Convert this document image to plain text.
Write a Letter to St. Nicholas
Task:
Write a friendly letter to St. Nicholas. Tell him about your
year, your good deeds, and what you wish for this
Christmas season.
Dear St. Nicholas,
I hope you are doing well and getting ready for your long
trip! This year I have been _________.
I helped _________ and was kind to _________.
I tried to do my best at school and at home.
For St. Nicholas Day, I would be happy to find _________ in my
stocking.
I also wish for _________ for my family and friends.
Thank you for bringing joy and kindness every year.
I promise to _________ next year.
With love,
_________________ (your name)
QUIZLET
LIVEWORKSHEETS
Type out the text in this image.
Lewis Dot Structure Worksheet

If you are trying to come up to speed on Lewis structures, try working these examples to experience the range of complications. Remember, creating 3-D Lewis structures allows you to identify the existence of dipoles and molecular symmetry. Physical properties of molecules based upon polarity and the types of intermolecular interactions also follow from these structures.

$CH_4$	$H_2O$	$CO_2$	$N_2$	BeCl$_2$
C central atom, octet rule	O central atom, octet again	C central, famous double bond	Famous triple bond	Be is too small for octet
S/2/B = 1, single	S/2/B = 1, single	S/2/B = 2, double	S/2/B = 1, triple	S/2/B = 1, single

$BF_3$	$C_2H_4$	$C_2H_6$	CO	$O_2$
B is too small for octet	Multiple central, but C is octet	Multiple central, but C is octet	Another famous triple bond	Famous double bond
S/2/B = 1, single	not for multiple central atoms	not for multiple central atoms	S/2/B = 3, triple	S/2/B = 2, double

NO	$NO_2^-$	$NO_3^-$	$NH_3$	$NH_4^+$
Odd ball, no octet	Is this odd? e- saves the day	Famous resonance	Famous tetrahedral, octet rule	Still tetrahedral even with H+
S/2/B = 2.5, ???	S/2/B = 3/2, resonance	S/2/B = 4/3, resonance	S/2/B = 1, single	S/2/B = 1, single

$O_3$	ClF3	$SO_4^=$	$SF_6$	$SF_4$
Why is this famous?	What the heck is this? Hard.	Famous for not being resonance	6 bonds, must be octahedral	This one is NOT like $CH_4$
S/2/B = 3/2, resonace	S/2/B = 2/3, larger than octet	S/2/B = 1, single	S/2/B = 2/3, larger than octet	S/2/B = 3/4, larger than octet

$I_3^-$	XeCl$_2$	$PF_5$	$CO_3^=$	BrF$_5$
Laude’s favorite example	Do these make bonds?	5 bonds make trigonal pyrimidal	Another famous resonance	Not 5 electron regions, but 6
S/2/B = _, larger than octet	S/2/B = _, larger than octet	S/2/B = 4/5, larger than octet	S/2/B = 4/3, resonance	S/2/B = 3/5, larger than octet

→ GIVEN EXERCISE
The records above should be duplicated in full, exactly as given.

→ EXPECTED ANSWER
Convert this document image to plain text.
Write a Letter to St. Nicholas
Task:
Write a friendly letter to St. Nicholas. Tell him about your
year, your good deeds, and what you wish for this
Christmas season.
Dear St. Nicholas,
I hope you are doing well and getting ready for your long
trip! This year I have been _________.
I helped _________ and was kind to _________.
I tried to do my best at school and at home.
For St. Nicholas Day, I would be happy to find _________ in my
stocking.
I also wish for _________ for my family and friends.
Thank you for bringing joy and kindness every year.
I promise to _________ next year.
With love,
_________________ (your name)
QUIZLET
LIVEWORKSHEETS
Type out the text in this image.
Lewis Dot Structure Worksheet

If you are trying to come up to speed on Lewis structures, try working these examples to experience the range of complications. Remember, creating 3-D Lewis structures allows you to identify the existence of dipoles and molecular symmetry. Physical properties of molecules based upon polarity and the types of intermolecular interactions also follow from these structures.

$CH_4$	$H_2O$	$CO_2$	$N_2$	BeCl$_2$
C central atom, octet rule	O central atom, octet again	C central, famous double bond	Famous triple bond	Be is too small for octet
S/2/B = 1, single	S/2/B = 1, single	S/2/B = 2, double	S/2/B = 1, triple	S/2/B = 1, single

$BF_3$	$C_2H_4$	$C_2H_6$	CO	$O_2$
B is too small for octet	Multiple central, but C is octet	Multiple central, but C is octet	Another famous triple bond	Famous double bond
S/2/B = 1, single	not for multiple central atoms	not for multiple central atoms	S/2/B = 3, triple	S/2/B = 2, double

NO	$NO_2^-$	$NO_3^-$	$NH_3$	$NH_4^+$
Odd ball, no octet	Is this odd? e- saves the day	Famous resonance	Famous tetrahedral, octet rule	Still tetrahedral even with H+
S/2/B = 2.5, ???	S/2/B = 3/2, resonance	S/2/B = 4/3, resonance	S/2/B = 1, single	S/2/B = 1, single

$O_3$	ClF3	$SO_4^=$	$SF_6$	$SF_4$
Why is this famous?	What the heck is this? Hard.	Famous for not being resonance	6 bonds, must be octahedral	This one is NOT like $CH_4$
S/2/B = 3/2, resonace	S/2/B = 2/3, larger than octet	S/2/B = 1, single	S/2/B = 2/3, larger than octet	S/2/B = 3/4, larger than octet

$I_3^-$	XeCl$_2$	$PF_5$	$CO_3^=$	BrF$_5$
Laude’s favorite example	Do these make bonds?	5 bonds make trigonal pyrimidal	Another famous resonance	Not 5 electron regions, but 6
S/2/B = _, larger than octet	S/2/B = _, larger than octet	S/2/B = 4/5, larger than octet	S/2/B = 4/3, resonance	S/2/B = 3/5, larger than octet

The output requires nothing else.